◆ Directions for this task
State the number of lines in these records that include the word "法科大学院志願者数", and add nothing to it.

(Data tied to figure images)
####

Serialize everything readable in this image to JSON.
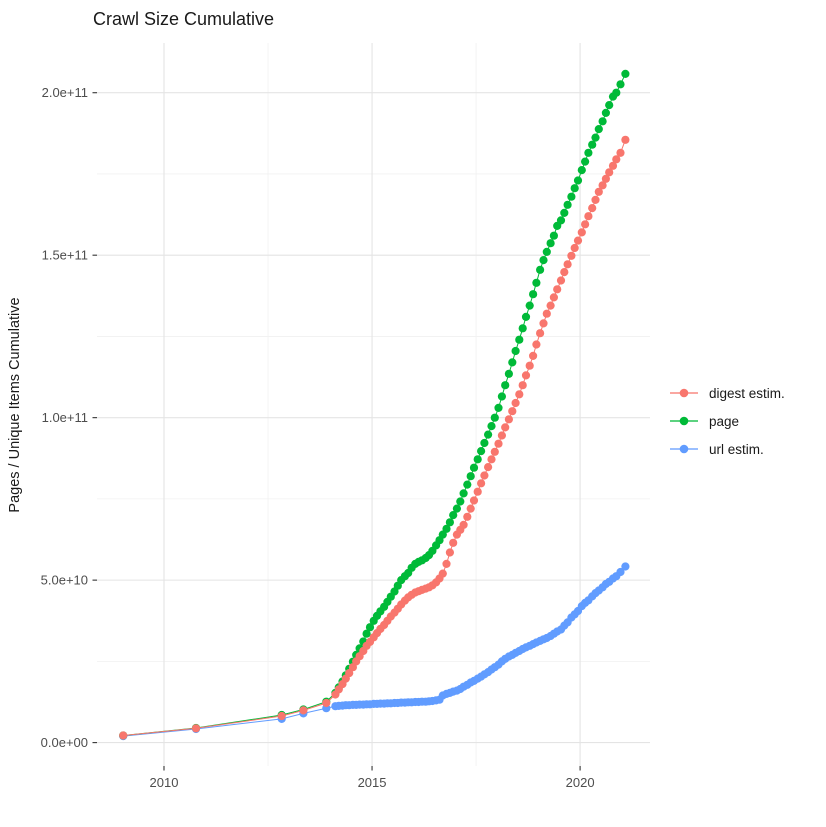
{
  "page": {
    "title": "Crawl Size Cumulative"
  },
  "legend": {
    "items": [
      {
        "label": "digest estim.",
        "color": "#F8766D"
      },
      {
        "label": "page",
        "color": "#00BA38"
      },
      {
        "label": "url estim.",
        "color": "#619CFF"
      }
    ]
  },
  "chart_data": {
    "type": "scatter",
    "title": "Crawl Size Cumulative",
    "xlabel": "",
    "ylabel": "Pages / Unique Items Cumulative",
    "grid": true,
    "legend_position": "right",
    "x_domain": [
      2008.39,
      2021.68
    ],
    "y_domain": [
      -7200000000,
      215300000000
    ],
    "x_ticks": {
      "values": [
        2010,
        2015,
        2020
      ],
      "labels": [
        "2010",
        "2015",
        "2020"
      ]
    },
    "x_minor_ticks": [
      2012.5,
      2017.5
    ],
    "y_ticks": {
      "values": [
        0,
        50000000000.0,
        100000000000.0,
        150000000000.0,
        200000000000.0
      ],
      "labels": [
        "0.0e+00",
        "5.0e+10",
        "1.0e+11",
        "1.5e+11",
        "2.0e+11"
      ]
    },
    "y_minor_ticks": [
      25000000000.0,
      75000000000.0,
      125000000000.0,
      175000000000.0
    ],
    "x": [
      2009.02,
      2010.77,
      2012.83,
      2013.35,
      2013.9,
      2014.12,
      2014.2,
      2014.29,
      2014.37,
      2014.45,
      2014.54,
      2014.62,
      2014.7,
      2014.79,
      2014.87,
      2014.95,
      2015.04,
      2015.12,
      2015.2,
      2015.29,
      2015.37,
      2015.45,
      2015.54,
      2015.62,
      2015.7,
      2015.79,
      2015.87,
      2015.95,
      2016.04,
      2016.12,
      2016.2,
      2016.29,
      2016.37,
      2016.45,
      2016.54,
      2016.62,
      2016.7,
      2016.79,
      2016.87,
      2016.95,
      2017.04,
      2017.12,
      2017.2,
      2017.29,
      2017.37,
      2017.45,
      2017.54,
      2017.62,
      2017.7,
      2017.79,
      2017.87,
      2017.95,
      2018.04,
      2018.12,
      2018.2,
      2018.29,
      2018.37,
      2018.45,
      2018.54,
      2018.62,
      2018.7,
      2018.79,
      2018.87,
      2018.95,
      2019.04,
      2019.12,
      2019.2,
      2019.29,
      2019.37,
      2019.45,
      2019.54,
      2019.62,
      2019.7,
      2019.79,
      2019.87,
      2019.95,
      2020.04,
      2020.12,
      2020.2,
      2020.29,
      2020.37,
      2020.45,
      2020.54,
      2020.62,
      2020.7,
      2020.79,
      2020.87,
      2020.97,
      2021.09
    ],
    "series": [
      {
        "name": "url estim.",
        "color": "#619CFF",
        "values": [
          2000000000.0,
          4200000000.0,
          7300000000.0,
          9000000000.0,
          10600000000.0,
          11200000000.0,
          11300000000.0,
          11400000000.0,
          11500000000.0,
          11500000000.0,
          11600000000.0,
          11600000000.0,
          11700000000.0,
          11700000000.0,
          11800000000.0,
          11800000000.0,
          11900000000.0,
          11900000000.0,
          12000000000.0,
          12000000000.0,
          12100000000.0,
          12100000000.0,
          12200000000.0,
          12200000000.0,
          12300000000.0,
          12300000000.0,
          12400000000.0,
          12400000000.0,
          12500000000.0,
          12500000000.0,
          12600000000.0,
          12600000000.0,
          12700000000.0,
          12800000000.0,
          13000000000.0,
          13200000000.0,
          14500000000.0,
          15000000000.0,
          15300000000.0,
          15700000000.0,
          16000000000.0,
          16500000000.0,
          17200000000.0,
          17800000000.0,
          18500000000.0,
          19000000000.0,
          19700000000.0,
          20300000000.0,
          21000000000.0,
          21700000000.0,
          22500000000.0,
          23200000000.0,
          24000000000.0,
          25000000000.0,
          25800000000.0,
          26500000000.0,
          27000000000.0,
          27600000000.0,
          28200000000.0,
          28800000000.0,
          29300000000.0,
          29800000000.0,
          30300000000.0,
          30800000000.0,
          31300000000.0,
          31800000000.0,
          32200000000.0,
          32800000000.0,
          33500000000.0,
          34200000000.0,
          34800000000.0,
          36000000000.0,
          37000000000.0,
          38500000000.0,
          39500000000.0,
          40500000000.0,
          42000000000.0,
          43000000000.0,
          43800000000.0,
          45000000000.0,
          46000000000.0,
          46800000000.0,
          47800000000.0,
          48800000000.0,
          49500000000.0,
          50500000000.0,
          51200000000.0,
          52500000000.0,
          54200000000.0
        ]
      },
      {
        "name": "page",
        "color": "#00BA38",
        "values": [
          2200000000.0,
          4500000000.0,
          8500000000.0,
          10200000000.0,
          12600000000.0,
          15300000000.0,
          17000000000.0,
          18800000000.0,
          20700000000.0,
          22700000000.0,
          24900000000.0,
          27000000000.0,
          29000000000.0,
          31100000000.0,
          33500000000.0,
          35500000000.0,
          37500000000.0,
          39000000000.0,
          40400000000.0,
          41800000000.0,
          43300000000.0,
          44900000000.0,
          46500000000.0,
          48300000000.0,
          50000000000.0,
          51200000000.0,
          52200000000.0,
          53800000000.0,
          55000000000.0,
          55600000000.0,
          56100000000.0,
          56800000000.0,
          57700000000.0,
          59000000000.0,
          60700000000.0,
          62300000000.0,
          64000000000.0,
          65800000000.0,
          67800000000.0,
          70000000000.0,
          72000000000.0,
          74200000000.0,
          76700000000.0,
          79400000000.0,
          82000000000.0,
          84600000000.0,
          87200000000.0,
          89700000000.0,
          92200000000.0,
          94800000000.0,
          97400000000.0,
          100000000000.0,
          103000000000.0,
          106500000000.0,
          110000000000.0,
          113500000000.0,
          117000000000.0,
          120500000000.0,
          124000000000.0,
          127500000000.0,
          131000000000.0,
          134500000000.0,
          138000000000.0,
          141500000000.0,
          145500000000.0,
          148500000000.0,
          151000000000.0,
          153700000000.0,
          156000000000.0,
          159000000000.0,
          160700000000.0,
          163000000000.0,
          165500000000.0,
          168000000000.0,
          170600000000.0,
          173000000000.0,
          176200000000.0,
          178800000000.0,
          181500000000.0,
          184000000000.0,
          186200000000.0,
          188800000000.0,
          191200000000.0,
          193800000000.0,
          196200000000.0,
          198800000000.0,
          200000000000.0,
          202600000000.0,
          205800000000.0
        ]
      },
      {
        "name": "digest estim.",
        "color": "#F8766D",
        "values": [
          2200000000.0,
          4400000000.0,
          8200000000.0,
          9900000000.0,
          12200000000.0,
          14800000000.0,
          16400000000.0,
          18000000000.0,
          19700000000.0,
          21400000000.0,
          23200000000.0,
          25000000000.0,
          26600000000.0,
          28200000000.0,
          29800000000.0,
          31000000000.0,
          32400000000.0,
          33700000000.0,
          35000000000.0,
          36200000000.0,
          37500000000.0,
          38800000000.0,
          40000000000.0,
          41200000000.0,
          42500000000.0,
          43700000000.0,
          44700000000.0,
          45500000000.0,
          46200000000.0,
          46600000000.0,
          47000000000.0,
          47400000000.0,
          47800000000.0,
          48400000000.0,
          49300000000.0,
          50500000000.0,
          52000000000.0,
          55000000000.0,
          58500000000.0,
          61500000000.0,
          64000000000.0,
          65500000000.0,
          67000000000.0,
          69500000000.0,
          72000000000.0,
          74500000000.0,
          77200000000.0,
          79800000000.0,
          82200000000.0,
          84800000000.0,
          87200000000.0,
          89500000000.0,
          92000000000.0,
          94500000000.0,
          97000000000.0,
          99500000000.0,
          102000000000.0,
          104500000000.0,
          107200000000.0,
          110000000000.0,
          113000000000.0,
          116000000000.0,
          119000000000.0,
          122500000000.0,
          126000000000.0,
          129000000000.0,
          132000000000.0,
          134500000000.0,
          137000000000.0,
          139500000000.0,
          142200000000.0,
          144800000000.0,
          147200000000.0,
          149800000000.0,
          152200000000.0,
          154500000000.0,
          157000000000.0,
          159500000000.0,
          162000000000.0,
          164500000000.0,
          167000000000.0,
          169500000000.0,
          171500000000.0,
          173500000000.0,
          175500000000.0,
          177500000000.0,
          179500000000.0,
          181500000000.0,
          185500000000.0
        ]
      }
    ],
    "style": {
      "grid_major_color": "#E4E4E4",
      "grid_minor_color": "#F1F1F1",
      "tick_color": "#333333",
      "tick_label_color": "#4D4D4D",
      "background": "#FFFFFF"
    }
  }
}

####

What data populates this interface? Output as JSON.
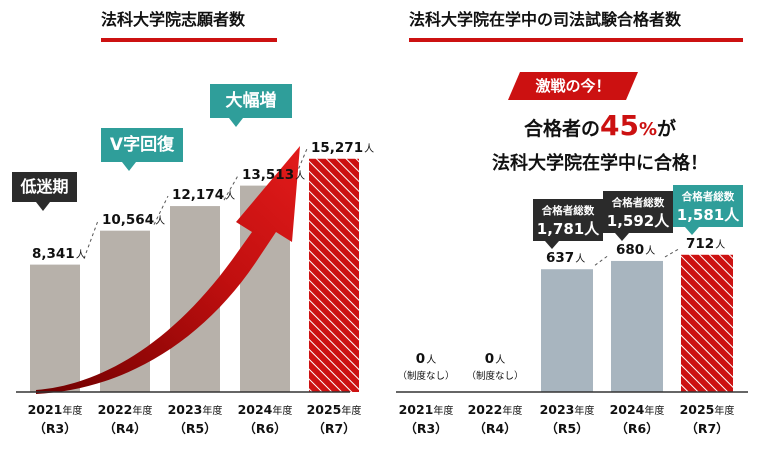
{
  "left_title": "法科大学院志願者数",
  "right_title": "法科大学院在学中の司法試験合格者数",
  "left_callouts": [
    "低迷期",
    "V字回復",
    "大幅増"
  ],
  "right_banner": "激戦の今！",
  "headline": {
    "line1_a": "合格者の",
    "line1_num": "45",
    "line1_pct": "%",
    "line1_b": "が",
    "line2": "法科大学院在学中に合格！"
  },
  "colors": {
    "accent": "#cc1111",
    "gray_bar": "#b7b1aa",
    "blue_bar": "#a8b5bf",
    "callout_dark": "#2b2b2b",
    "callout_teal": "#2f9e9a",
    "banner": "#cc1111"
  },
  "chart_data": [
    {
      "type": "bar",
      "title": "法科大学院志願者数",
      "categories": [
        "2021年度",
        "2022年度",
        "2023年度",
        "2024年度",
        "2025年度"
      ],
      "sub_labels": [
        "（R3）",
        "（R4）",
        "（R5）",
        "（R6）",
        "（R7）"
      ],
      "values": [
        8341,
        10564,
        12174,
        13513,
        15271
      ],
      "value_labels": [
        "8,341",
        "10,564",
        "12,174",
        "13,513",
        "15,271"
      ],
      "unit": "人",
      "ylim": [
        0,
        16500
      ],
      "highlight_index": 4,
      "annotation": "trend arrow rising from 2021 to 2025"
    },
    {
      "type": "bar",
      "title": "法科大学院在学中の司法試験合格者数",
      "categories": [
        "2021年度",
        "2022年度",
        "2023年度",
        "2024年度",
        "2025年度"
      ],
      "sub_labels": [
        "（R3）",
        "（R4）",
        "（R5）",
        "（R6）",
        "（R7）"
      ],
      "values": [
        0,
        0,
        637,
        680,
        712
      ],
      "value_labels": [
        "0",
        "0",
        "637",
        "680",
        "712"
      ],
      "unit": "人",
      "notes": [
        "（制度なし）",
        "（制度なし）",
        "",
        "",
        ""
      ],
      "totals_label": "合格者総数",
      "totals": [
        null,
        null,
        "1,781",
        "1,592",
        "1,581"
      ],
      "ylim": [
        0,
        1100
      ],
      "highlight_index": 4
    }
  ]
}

####

◆ Complete output
2